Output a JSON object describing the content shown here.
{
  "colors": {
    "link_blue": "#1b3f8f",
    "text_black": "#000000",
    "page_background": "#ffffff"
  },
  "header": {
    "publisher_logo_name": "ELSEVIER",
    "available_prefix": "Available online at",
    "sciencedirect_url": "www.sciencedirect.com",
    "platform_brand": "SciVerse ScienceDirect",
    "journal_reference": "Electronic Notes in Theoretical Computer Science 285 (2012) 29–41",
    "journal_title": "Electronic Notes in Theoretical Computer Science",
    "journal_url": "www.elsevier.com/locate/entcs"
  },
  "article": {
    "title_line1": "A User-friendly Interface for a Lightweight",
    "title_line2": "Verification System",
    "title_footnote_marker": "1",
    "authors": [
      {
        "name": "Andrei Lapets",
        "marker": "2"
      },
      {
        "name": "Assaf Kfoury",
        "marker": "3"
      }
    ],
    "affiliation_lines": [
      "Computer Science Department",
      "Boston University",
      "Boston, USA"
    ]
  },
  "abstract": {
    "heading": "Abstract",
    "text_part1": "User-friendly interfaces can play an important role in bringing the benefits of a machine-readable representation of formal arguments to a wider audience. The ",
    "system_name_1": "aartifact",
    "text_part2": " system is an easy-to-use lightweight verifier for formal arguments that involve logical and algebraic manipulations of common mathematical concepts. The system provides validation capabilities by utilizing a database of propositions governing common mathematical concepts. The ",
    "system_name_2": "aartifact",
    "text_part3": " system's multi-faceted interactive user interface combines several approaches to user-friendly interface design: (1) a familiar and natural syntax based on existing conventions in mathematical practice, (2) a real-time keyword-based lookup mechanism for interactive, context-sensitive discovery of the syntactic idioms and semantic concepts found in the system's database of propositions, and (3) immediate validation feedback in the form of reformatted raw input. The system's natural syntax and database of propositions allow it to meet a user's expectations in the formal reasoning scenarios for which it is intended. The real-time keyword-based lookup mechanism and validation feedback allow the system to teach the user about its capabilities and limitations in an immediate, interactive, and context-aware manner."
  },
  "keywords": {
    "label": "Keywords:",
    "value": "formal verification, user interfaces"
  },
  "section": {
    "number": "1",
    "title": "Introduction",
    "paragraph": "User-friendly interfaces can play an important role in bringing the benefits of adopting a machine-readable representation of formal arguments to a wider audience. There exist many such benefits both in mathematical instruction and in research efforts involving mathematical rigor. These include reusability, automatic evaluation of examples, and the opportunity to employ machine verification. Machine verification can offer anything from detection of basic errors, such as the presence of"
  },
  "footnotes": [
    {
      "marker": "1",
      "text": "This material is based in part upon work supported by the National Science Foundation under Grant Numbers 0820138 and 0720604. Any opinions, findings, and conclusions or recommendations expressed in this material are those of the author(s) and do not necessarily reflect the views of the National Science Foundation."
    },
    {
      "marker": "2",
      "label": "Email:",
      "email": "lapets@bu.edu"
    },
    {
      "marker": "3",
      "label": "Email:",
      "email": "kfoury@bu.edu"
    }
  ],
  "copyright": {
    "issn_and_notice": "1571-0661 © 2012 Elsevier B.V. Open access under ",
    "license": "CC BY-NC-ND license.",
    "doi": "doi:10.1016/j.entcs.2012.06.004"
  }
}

# # #

**SET EXERCISE:** Return all of the data precisely as it appears.

**RESULT OF THE TASK:**
Output a JSON object describing the content shown here.
{
  "colors": {
    "link_blue": "#1b3f8f",
    "text_black": "#000000",
    "page_background": "#ffffff"
  },
  "header": {
    "publisher_logo_name": "ELSEVIER",
    "available_prefix": "Available online at",
    "sciencedirect_url": "www.sciencedirect.com",
    "platform_brand": "SciVerse ScienceDirect",
    "journal_reference": "Electronic Notes in Theoretical Computer Science 285 (2012) 29–41",
    "journal_title": "Electronic Notes in Theoretical Computer Science",
    "journal_url": "www.elsevier.com/locate/entcs"
  },
  "article": {
    "title_line1": "A User-friendly Interface for a Lightweight",
    "title_line2": "Verification System",
    "title_footnote_marker": "1",
    "authors": [
      {
        "name": "Andrei Lapets",
        "marker": "2"
      },
      {
        "name": "Assaf Kfoury",
        "marker": "3"
      }
    ],
    "affiliation_lines": [
      "Computer Science Department",
      "Boston University",
      "Boston, USA"
    ]
  },
  "abstract": {
    "heading": "Abstract",
    "text_part1": "User-friendly interfaces can play an important role in bringing the benefits of a machine-readable representation of formal arguments to a wider audience. The ",
    "system_name_1": "aartifact",
    "text_part2": " system is an easy-to-use lightweight verifier for formal arguments that involve logical and algebraic manipulations of common mathematical concepts. The system provides validation capabilities by utilizing a database of propositions governing common mathematical concepts. The ",
    "system_name_2": "aartifact",
    "text_part3": " system's multi-faceted interactive user interface combines several approaches to user-friendly interface design: (1) a familiar and natural syntax based on existing conventions in mathematical practice, (2) a real-time keyword-based lookup mechanism for interactive, context-sensitive discovery of the syntactic idioms and semantic concepts found in the system's database of propositions, and (3) immediate validation feedback in the form of reformatted raw input. The system's natural syntax and database of propositions allow it to meet a user's expectations in the formal reasoning scenarios for which it is intended. The real-time keyword-based lookup mechanism and validation feedback allow the system to teach the user about its capabilities and limitations in an immediate, interactive, and context-aware manner."
  },
  "keywords": {
    "label": "Keywords:",
    "value": "formal verification, user interfaces"
  },
  "section": {
    "number": "1",
    "title": "Introduction",
    "paragraph": "User-friendly interfaces can play an important role in bringing the benefits of adopting a machine-readable representation of formal arguments to a wider audience. There exist many such benefits both in mathematical instruction and in research efforts involving mathematical rigor. These include reusability, automatic evaluation of examples, and the opportunity to employ machine verification. Machine verification can offer anything from detection of basic errors, such as the presence of"
  },
  "footnotes": [
    {
      "marker": "1",
      "text": "This material is based in part upon work supported by the National Science Foundation under Grant Numbers 0820138 and 0720604. Any opinions, findings, and conclusions or recommendations expressed in this material are those of the author(s) and do not necessarily reflect the views of the National Science Foundation."
    },
    {
      "marker": "2",
      "label": "Email:",
      "email": "lapets@bu.edu"
    },
    {
      "marker": "3",
      "label": "Email:",
      "email": "kfoury@bu.edu"
    }
  ],
  "copyright": {
    "issn_and_notice": "1571-0661 © 2012 Elsevier B.V. Open access under ",
    "license": "CC BY-NC-ND license.",
    "doi": "doi:10.1016/j.entcs.2012.06.004"
  }
}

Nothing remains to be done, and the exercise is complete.